● **WHAT IS BEING ASKED**: Copy all records verbatim.
- - - - -
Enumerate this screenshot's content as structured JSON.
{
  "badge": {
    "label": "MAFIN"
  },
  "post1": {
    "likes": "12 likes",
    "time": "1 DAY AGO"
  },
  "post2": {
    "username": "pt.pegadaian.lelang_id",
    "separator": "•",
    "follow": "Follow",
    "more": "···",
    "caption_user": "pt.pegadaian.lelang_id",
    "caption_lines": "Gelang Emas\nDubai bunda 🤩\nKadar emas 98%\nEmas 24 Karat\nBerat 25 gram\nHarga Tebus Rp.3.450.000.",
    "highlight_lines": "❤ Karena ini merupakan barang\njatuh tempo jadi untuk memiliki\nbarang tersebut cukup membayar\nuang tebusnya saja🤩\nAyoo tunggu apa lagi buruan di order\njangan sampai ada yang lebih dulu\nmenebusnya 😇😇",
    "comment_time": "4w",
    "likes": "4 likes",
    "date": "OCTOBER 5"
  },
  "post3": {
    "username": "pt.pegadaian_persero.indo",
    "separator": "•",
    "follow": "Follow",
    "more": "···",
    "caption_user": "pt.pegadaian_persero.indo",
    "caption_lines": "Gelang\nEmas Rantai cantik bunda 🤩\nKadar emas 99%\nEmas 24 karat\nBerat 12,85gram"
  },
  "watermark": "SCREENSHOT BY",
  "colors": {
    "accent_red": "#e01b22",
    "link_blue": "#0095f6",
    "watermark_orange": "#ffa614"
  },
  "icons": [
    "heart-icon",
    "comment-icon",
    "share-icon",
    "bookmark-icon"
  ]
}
- - - - -
● **CORRECT OUTPUT**:
Enumerate this screenshot's content as structured JSON.
{
  "badge": {
    "label": "MAFIN"
  },
  "post1": {
    "likes": "12 likes",
    "time": "1 DAY AGO"
  },
  "post2": {
    "username": "pt.pegadaian.lelang_id",
    "separator": "•",
    "follow": "Follow",
    "more": "···",
    "caption_user": "pt.pegadaian.lelang_id",
    "caption_lines": "Gelang Emas\nDubai bunda 🤩\nKadar emas 98%\nEmas 24 Karat\nBerat 25 gram\nHarga Tebus Rp.3.450.000.",
    "highlight_lines": "❤ Karena ini merupakan barang\njatuh tempo jadi untuk memiliki\nbarang tersebut cukup membayar\nuang tebusnya saja🤩\nAyoo tunggu apa lagi buruan di order\njangan sampai ada yang lebih dulu\nmenebusnya 😇😇",
    "comment_time": "4w",
    "likes": "4 likes",
    "date": "OCTOBER 5"
  },
  "post3": {
    "username": "pt.pegadaian_persero.indo",
    "separator": "•",
    "follow": "Follow",
    "more": "···",
    "caption_user": "pt.pegadaian_persero.indo",
    "caption_lines": "Gelang\nEmas Rantai cantik bunda 🤩\nKadar emas 99%\nEmas 24 karat\nBerat 12,85gram"
  },
  "watermark": "SCREENSHOT BY",
  "colors": {
    "accent_red": "#e01b22",
    "link_blue": "#0095f6",
    "watermark_orange": "#ffa614"
  },
  "icons": [
    "heart-icon",
    "comment-icon",
    "share-icon",
    "bookmark-icon"
  ]
}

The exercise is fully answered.